Artikel 4:3 Geluidshinder onversterkte muziek in binnenruimten van inrichtingen

  • 1. Het is verboden in de binnenruimte van een inrichting in de zin van artikel 1.2 van het Activiteitenbesluit onversterkte muziek ten gehore te brengen van 23.00 uur ’s avonds tot 7.00 uur ’s ochtends.

  • 2. Gedurende het ten gehore brengen van onversterkte muziek dienen ramen en deuren zoveel mogelijk gesloten te blijven.

  • 3. Het eerste lid geldt niet voor zover voor de festiviteit een melding is gedaan in de zin van artikel 2.21, lid 1 aanhef en onder b van het Activiteitenbesluit, dan wel voor het openbaar gebied onmiddellijk grenzend aan de inrichting een collectieve festiviteit is aangewezen in de zin van artikel 2.21, lid 1 aanhef en onder a van het Activiteitenbesluit.

Afdeling 2 Bodem-, weg- en milieuverontreiniging

Artikel 4:4 Straatvegen

Het is verboden op een door het college ten behoeve van straatveegwerkzaamheden door of vanwege de gemeente aangewezen weggedeelte, een voertuig te parkeren of enig ander voorwerp te laten staan gedurende een daarbij aangeduide tijdsperiode.

Gegeven informatie

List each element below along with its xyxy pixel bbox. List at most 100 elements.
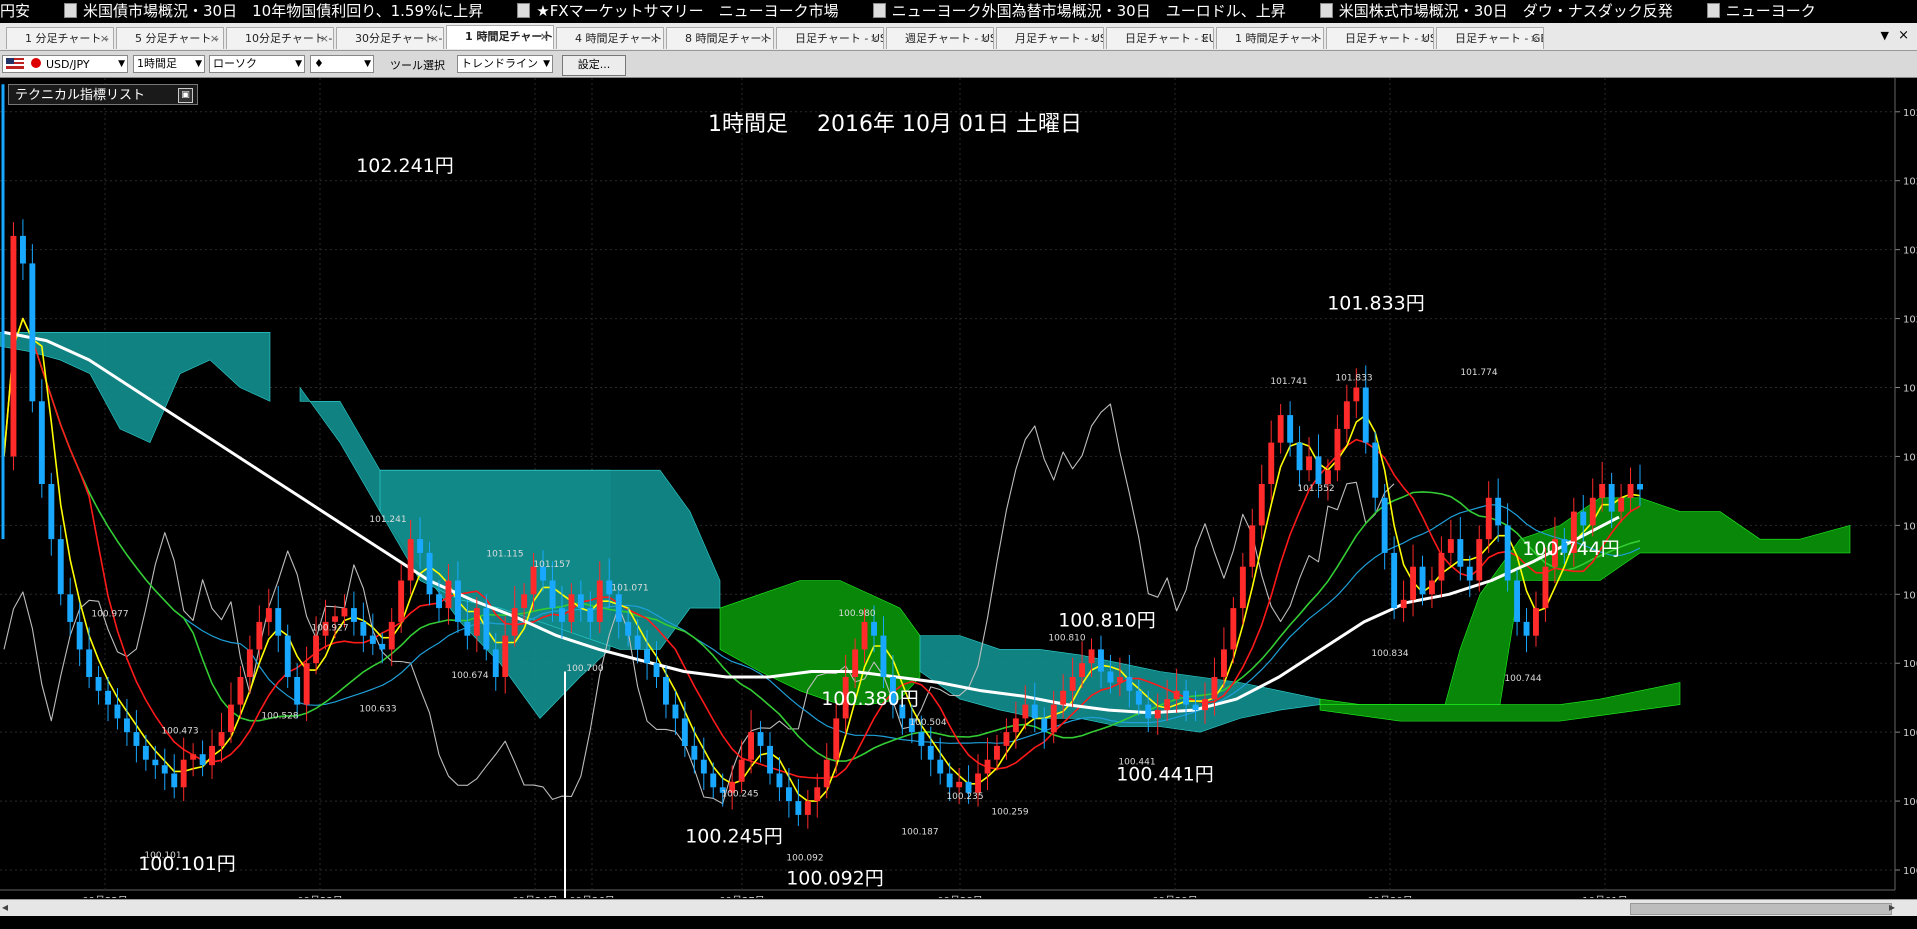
currency-pair-select[interactable]: USD/JPY ▼ bbox=[2, 55, 128, 73]
technical-indicator-list[interactable]: テクニカル指標リスト ▣ bbox=[8, 84, 198, 105]
close-tab-icon[interactable]: × bbox=[540, 26, 549, 48]
close-tab-icon[interactable]: × bbox=[1310, 28, 1319, 49]
candle-body bbox=[48, 484, 55, 540]
ticker-item[interactable]: 米国株式市場概況・30日 ダウ・ナスダック反発 bbox=[1319, 2, 1673, 20]
chart-style-select[interactable]: ローソク ▼ bbox=[209, 55, 305, 73]
candle-body bbox=[1343, 401, 1350, 429]
price-annotation: 101.833円 bbox=[1327, 293, 1425, 315]
tool-select[interactable]: トレンドライン ▼ bbox=[457, 55, 553, 73]
candle-body bbox=[29, 263, 36, 402]
close-tab-icon[interactable]: × bbox=[430, 28, 439, 49]
candle-body bbox=[1202, 699, 1208, 711]
price-label-small: 101.115 bbox=[486, 550, 523, 560]
document-icon bbox=[1706, 3, 1720, 18]
chart-tab[interactable]: 日足チャート - EUF × bbox=[1106, 27, 1214, 49]
close-tab-icon[interactable]: × bbox=[760, 28, 769, 49]
close-all-tabs-icon[interactable]: × bbox=[1898, 28, 1909, 43]
scroll-right-icon[interactable]: ▸ bbox=[1889, 900, 1895, 914]
timeframe-select[interactable]: 1時間足 ▼ bbox=[133, 55, 205, 73]
close-tab-icon[interactable]: × bbox=[980, 28, 989, 49]
candle-body bbox=[1022, 704, 1029, 719]
price-label-small: 101.352 bbox=[1297, 484, 1334, 494]
candle-body bbox=[937, 759, 944, 774]
document-icon bbox=[872, 3, 886, 18]
chart-tab[interactable]: 週足チャート - USI × bbox=[886, 27, 994, 49]
candle-body bbox=[927, 745, 934, 760]
candle-body bbox=[1239, 566, 1246, 609]
ticker-text: ニューヨーク bbox=[1725, 2, 1816, 20]
x-tick-label: 09月30日 bbox=[1367, 895, 1412, 898]
price-annotation: 100.380円 bbox=[821, 688, 919, 710]
chart-tab[interactable]: 月足チャート - USI × bbox=[996, 27, 1104, 49]
chart-tab[interactable]: 5 分足チャート - U × bbox=[116, 27, 224, 49]
indicator-list-label: テクニカル指標リスト bbox=[15, 88, 146, 103]
candle-body bbox=[1060, 690, 1067, 705]
price-annotation: 100.810円 bbox=[1058, 610, 1156, 632]
x-tick-label: 10月01日 bbox=[1582, 895, 1627, 898]
chart-tab[interactable]: 1 時間足チャート - × bbox=[446, 25, 554, 49]
chart-tab[interactable]: 日足チャート - USI × bbox=[776, 27, 884, 49]
candle-body bbox=[473, 608, 480, 636]
chart-tab[interactable]: 4 時間足チャート - × bbox=[556, 27, 664, 49]
chart-tab[interactable]: 10分足チャート - U× bbox=[226, 27, 334, 49]
close-tab-icon[interactable]: × bbox=[100, 28, 109, 49]
candle-body bbox=[133, 732, 140, 746]
close-tab-icon[interactable]: × bbox=[1420, 28, 1429, 49]
close-tab-icon[interactable]: × bbox=[650, 28, 659, 49]
tab-menu-icon[interactable]: ▼ bbox=[1881, 29, 1889, 42]
candle-body bbox=[152, 759, 159, 766]
price-chart[interactable]: 102.75 102.50 102.25 102.00 101.75 101.50 101.… bbox=[0, 78, 1917, 907]
candle-body bbox=[256, 621, 263, 650]
y-tick-label: 100.00 bbox=[1903, 866, 1917, 877]
ticker-item[interactable]: ニューヨーク bbox=[1706, 2, 1816, 20]
ticker-item[interactable]: ニューヨーク外国為替市場概況・30日 ユーロドル、上昇 bbox=[872, 2, 1286, 20]
candle-body bbox=[284, 635, 291, 677]
price-annotation: 100.441円 bbox=[1116, 763, 1214, 785]
candle-body bbox=[1126, 677, 1133, 691]
chart-canvas[interactable]: 102.75 102.50 102.25 102.00 101.75 101.50 101.… bbox=[0, 78, 1917, 907]
close-tab-icon[interactable]: × bbox=[210, 28, 219, 49]
close-tab-icon[interactable]: × bbox=[1200, 28, 1209, 49]
tool-value: トレンドライン bbox=[461, 57, 538, 70]
tool-select-label: ツール選択 bbox=[390, 59, 445, 72]
marker-select[interactable]: ♦ ▼ bbox=[310, 55, 374, 73]
horizontal-scrollbar[interactable]: ◂ ▸ bbox=[0, 899, 1917, 917]
candle-body bbox=[795, 801, 802, 815]
chart-tab[interactable]: 1 分足チャート - U × bbox=[6, 27, 114, 49]
price-label-small: 100.744 bbox=[1504, 674, 1541, 684]
candle-body bbox=[1372, 442, 1379, 498]
chart-tab[interactable]: 日足チャート - USI × bbox=[1326, 27, 1434, 49]
chart-tab[interactable]: 8 時間足チャート - × bbox=[666, 27, 774, 49]
scrollbar-thumb[interactable] bbox=[1630, 903, 1892, 915]
candle-body bbox=[1069, 677, 1076, 691]
collapse-icon[interactable]: ▣ bbox=[178, 88, 193, 103]
candle-body bbox=[1268, 442, 1275, 484]
close-tab-icon[interactable]: × bbox=[870, 28, 879, 49]
candle-body bbox=[1391, 552, 1398, 608]
scroll-left-icon[interactable]: ◂ bbox=[2, 900, 8, 914]
candle-body bbox=[426, 552, 433, 595]
y-tick-label: 102.25 bbox=[1903, 246, 1917, 257]
x-tick-label: 09月23日 bbox=[297, 895, 342, 898]
candle-body bbox=[341, 608, 348, 617]
candle-body bbox=[1580, 511, 1587, 526]
chart-tab[interactable]: 1 時間足チャート - × bbox=[1216, 27, 1324, 49]
ticker-item[interactable]: 円安 bbox=[0, 2, 30, 20]
close-tab-icon[interactable]: × bbox=[1090, 28, 1099, 49]
ticker-item[interactable]: ★FXマーケットサマリー ニューヨーク市場 bbox=[517, 2, 839, 20]
ticker-item[interactable]: 米国債市場概況・30日 10年物国債利回り、1.59%に上昇 bbox=[64, 2, 483, 20]
settings-button[interactable]: 設定... bbox=[562, 55, 626, 76]
candle-body bbox=[681, 718, 688, 746]
chart-tab[interactable]: 30分足チャート - U× bbox=[336, 27, 444, 49]
y-tick-label: 101.50 bbox=[1903, 452, 1917, 463]
y-tick-label: 102.75 bbox=[1903, 108, 1917, 119]
x-tick-label: 09月27日 bbox=[719, 895, 764, 898]
candle-body bbox=[379, 643, 386, 650]
candle-body bbox=[1079, 663, 1085, 677]
close-tab-icon[interactable]: × bbox=[320, 28, 329, 49]
candle-body bbox=[95, 677, 102, 691]
chart-tab[interactable]: 日足チャート - GBI × bbox=[1436, 27, 1544, 49]
close-tab-icon[interactable]: × bbox=[1530, 28, 1539, 49]
candle-body bbox=[861, 621, 868, 650]
candle-body bbox=[1135, 690, 1142, 705]
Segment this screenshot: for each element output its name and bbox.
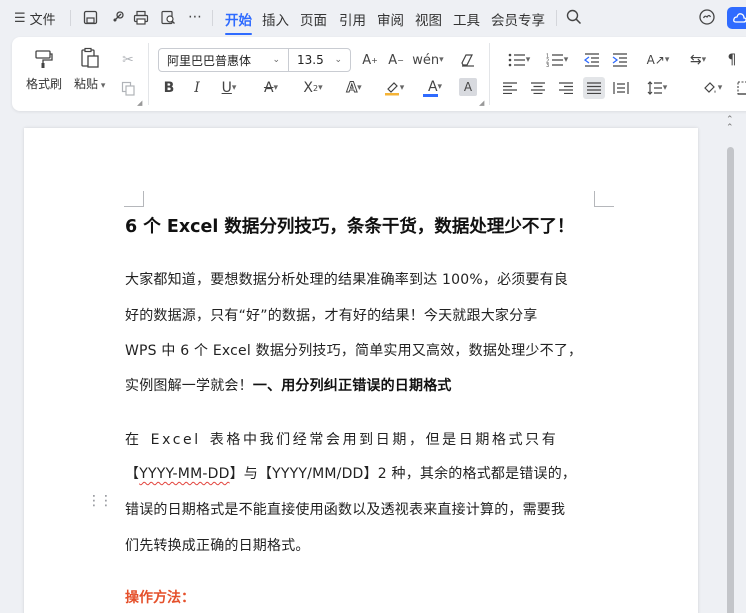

Doel opdracht
Neem het deel van de documenttekst tussen "Artikel 4:3 Geluidshinder" en "gesloten te blijven." woordelijk over, beide inbegrepen. Het materiaal staat los van de documenttekst.

Uitwerking opdracht
Artikel 4:3 Geluidshinder onversterkte muziek in binnenruimten van inrichtingen

  • 1. Het is verboden in de binnenruimte van een inrichting in de zin van artikel 1.2 van het Activiteitenbesluit onversterkte muziek ten gehore te brengen van 23.00 uur ’s avonds tot 7.00 uur ’s ochtends.

  • 2. Gedurende het ten gehore brengen van onversterkte muziek dienen ramen en deuren zoveel mogelijk gesloten te blijven.